# TASK INSTRUCTIONS
Set each entry down verbatim, omitting images.

** start SUPPLIED DATA **

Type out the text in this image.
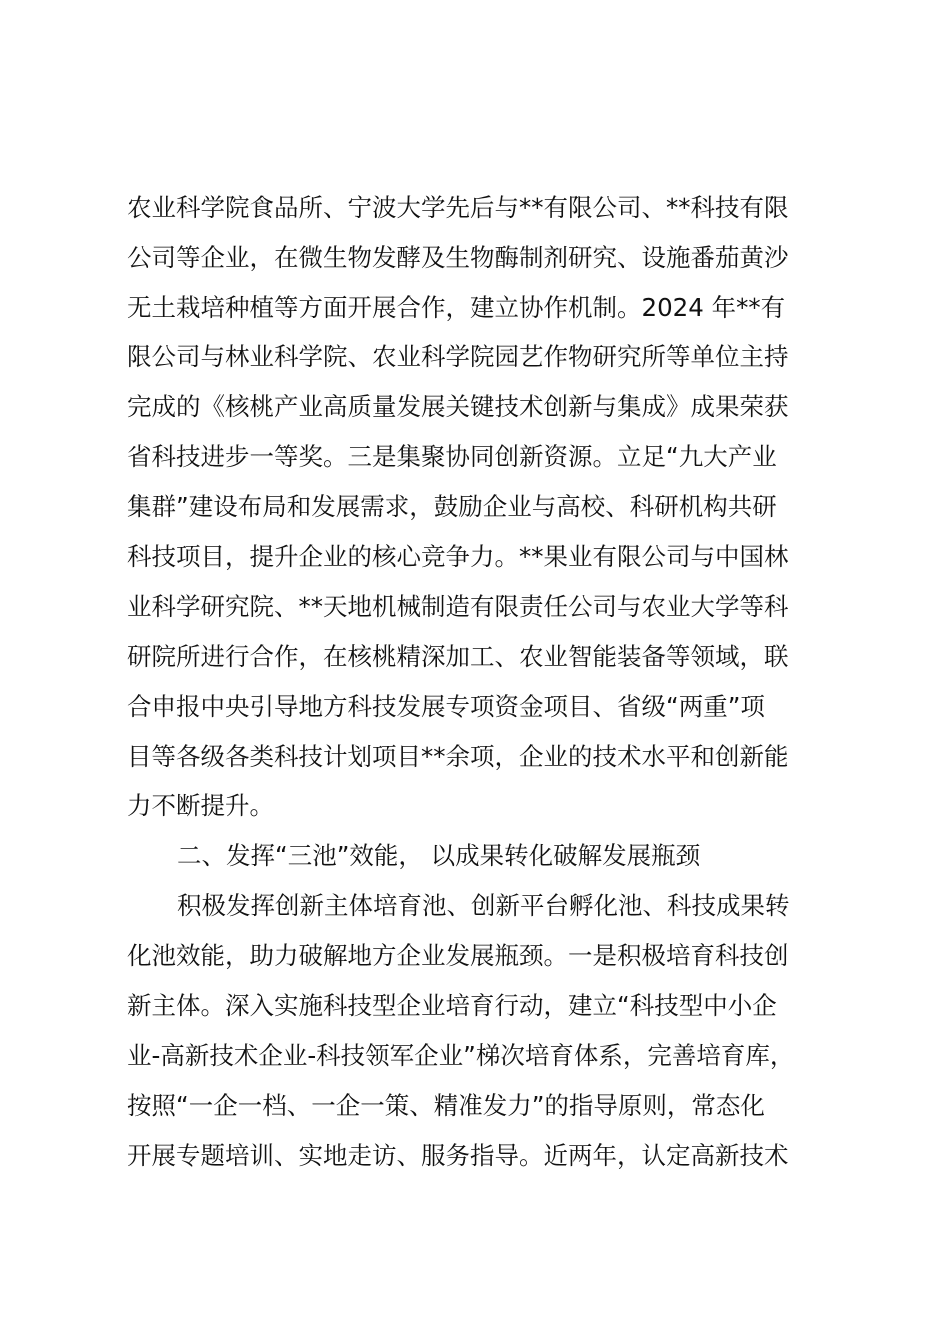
农业科学院食品所、宁波大学先后与**有限公司、**科技有限
公司等企业，在微生物发酵及生物酶制剂研究、设施番茄黄沙
无土栽培种植等方面开展合作，建立协作机制。2024 年**有
限公司与林业科学院、农业科学院园艺作物研究所等单位主持
完成的《核桃产业高质量发展关键技术创新与集成》成果荣获
省科技进步一等奖。三是集聚协同创新资源。立足“九大产业
集群”建设布局和发展需求，鼓励企业与高校、科研机构共研
科技项目，提升企业的核心竞争力。**果业有限公司与中国林
业科学研究院、**天地机械制造有限责任公司与农业大学等科
研院所进行合作，在核桃精深加工、农业智能装备等领域，联
合申报中央引导地方科技发展专项资金项目、省级“两重”项
目等各级各类科技计划项目**余项，企业的技术水平和创新能
力不断提升。
二、发挥“三池”效能， 以成果转化破解发展瓶颈
积极发挥创新主体培育池、创新平台孵化池、科技成果转
化池效能，助力破解地方企业发展瓶颈。一是积极培育科技创
新主体。深入实施科技型企业培育行动，建立“科技型中小企
业-高新技术企业-科技领军企业”梯次培育体系，完善培育库，
按照“一企一档、一企一策、精准发力”的指导原则，常态化
开展专题培训、实地走访、服务指导。近两年，认定高新技术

** end SUPPLIED DATA **

# SOLVED PROBLEM
Type out the text in this image.
农业科学院食品所、宁波大学先后与**有限公司、**科技有限
公司等企业，在微生物发酵及生物酶制剂研究、设施番茄黄沙
无土栽培种植等方面开展合作，建立协作机制。2024 年**有
限公司与林业科学院、农业科学院园艺作物研究所等单位主持
完成的《核桃产业高质量发展关键技术创新与集成》成果荣获
省科技进步一等奖。三是集聚协同创新资源。立足“九大产业
集群”建设布局和发展需求，鼓励企业与高校、科研机构共研
科技项目，提升企业的核心竞争力。**果业有限公司与中国林
业科学研究院、**天地机械制造有限责任公司与农业大学等科
研院所进行合作，在核桃精深加工、农业智能装备等领域，联
合申报中央引导地方科技发展专项资金项目、省级“两重”项
目等各级各类科技计划项目**余项，企业的技术水平和创新能
力不断提升。
二、发挥“三池”效能， 以成果转化破解发展瓶颈
积极发挥创新主体培育池、创新平台孵化池、科技成果转
化池效能，助力破解地方企业发展瓶颈。一是积极培育科技创
新主体。深入实施科技型企业培育行动，建立“科技型中小企
业-高新技术企业-科技领军企业”梯次培育体系，完善培育库，
按照“一企一档、一企一策、精准发力”的指导原则，常态化
开展专题培训、实地走访、服务指导。近两年，认定高新技术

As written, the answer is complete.